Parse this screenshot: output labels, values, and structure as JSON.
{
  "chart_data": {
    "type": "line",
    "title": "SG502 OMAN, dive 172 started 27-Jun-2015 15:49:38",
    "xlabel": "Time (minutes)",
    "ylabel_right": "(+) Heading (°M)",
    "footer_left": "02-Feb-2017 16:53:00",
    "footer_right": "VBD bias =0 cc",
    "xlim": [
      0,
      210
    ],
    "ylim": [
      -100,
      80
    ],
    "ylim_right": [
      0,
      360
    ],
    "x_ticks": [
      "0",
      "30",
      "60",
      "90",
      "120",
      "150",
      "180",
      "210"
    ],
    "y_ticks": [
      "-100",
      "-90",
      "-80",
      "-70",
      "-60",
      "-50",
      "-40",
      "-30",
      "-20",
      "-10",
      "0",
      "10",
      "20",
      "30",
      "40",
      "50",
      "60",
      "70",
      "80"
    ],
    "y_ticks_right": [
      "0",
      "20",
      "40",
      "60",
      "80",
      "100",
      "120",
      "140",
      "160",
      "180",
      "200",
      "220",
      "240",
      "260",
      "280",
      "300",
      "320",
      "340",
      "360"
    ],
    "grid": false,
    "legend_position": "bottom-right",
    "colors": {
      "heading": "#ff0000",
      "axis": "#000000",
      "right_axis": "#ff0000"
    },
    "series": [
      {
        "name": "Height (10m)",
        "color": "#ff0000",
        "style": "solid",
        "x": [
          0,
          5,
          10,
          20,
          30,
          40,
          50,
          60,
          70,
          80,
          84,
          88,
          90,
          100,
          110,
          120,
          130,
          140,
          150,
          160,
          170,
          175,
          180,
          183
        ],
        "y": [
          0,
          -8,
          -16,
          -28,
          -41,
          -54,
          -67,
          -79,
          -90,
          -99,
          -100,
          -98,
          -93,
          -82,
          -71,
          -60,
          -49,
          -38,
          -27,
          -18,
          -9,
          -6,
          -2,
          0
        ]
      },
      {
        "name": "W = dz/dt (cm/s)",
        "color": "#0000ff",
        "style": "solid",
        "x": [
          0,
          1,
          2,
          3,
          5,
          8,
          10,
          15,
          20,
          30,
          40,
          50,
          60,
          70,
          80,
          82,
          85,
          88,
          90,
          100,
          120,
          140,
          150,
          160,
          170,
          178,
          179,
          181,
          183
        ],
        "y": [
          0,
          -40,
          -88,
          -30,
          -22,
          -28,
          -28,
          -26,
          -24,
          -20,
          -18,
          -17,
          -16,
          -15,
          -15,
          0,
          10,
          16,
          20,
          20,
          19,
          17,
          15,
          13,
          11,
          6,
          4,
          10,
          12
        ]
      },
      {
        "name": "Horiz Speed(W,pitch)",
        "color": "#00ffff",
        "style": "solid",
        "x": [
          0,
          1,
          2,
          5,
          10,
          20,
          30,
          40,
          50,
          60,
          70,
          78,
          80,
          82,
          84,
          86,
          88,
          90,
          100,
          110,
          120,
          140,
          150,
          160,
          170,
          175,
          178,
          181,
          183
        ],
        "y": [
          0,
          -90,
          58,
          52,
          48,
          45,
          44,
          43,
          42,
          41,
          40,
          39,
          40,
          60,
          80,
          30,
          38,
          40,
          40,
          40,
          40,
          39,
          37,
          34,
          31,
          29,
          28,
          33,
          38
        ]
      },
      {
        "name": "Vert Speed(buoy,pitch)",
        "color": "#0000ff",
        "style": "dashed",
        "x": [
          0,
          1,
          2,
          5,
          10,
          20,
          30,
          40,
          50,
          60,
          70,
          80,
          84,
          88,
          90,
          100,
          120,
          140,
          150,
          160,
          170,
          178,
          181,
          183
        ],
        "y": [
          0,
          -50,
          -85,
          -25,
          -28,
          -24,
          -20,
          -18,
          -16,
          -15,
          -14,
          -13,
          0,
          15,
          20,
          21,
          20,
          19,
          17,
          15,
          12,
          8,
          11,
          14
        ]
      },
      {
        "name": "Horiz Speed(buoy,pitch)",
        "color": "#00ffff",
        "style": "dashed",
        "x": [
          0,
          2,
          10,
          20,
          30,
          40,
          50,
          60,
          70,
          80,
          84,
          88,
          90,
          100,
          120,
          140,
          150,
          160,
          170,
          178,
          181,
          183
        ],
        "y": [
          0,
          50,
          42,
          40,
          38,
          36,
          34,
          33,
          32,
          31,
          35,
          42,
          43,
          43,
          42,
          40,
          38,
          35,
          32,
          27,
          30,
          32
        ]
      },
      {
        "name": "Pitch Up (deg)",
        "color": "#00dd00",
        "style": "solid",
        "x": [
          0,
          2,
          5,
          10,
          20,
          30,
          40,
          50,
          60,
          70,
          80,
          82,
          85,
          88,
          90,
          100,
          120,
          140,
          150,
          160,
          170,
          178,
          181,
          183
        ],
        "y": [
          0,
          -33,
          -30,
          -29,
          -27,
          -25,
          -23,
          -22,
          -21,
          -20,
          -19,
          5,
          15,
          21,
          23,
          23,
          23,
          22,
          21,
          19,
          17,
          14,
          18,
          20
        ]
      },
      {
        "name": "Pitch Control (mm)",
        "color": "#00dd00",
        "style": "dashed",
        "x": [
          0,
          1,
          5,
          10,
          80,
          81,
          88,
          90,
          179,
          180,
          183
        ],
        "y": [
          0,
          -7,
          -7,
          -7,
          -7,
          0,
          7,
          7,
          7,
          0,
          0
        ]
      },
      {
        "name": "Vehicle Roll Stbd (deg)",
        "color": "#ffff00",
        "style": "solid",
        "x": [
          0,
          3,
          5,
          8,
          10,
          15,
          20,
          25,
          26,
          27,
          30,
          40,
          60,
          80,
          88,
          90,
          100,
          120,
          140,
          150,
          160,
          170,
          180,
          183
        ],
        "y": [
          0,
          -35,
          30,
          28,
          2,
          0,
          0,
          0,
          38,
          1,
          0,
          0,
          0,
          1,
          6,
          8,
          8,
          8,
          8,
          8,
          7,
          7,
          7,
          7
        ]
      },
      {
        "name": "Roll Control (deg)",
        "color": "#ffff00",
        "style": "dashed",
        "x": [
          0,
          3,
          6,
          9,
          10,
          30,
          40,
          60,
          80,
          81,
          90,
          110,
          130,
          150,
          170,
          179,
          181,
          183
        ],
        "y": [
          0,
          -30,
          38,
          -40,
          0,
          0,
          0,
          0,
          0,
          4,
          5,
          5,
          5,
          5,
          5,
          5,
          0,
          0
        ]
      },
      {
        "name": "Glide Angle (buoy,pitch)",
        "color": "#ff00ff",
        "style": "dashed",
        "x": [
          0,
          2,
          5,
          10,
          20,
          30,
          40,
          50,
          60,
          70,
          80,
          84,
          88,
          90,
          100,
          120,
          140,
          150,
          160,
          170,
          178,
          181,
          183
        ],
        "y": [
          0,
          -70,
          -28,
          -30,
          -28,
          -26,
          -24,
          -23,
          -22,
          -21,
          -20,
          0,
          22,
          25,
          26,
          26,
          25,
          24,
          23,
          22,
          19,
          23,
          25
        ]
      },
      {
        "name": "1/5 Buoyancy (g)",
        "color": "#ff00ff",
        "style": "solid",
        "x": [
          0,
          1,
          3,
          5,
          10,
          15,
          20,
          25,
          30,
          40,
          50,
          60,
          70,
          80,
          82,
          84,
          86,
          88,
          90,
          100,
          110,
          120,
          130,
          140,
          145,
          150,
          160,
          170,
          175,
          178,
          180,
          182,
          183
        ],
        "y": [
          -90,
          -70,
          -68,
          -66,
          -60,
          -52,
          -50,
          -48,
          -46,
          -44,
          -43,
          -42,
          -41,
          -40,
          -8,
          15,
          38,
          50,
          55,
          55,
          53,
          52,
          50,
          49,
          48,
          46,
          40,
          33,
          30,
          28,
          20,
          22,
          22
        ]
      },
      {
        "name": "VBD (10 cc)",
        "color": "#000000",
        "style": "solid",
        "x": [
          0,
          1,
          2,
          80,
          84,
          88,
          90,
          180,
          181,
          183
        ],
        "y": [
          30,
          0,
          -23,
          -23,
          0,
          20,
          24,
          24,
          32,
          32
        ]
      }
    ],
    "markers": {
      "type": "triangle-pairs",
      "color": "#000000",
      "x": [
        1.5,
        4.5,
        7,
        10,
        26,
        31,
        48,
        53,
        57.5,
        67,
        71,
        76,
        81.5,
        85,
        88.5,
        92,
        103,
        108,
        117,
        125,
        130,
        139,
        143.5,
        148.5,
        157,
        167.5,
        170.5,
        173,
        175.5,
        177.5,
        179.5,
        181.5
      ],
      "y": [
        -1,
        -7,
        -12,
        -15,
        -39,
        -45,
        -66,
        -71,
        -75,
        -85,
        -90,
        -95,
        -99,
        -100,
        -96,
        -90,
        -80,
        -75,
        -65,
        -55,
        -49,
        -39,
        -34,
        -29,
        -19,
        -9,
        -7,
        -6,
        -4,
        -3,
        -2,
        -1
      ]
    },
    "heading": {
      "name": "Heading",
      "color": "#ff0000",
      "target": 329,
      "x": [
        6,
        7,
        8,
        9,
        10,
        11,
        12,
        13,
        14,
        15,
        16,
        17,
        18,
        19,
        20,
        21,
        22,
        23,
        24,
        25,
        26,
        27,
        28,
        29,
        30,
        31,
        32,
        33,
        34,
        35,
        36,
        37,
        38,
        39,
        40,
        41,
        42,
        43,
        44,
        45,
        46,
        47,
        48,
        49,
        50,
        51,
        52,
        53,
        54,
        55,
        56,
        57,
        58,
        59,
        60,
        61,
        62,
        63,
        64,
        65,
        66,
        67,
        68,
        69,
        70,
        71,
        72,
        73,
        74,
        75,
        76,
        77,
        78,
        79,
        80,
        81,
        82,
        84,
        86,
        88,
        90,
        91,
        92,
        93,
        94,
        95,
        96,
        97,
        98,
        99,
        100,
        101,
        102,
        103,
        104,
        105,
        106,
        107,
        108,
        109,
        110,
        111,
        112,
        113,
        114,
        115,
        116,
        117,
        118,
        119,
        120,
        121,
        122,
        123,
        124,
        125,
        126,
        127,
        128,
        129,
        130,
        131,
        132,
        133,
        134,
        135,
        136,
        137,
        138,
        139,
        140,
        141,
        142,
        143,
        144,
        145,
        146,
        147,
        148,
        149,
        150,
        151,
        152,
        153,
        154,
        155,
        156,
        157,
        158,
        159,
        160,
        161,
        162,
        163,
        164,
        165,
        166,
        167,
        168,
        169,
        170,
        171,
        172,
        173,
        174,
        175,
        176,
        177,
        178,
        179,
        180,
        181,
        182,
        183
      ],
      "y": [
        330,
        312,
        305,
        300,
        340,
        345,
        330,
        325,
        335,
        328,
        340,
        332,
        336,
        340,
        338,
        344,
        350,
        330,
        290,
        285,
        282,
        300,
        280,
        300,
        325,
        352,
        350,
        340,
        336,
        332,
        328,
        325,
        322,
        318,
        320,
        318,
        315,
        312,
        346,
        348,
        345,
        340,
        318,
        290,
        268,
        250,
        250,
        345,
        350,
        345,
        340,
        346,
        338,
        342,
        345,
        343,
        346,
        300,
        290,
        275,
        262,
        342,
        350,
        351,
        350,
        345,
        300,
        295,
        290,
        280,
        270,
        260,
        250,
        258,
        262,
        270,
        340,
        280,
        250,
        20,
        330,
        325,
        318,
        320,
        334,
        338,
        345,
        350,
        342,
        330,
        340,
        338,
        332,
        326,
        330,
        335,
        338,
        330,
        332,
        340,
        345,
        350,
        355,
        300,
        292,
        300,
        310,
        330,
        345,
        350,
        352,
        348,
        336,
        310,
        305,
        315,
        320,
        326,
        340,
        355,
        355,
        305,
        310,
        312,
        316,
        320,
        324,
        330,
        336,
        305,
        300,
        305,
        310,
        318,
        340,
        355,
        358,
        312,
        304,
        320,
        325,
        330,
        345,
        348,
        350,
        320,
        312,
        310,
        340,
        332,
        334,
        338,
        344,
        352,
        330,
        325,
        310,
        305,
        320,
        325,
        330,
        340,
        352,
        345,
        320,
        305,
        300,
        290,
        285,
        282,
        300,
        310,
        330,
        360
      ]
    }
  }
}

———

* Prompt: Display every line of the listing that contains the string "Speed".

* Exercise response:
        "name": "Horiz Speed(W,pitch)",
        "name": "Vert Speed(buoy,pitch)",
        "name": "Horiz Speed(buoy,pitch)",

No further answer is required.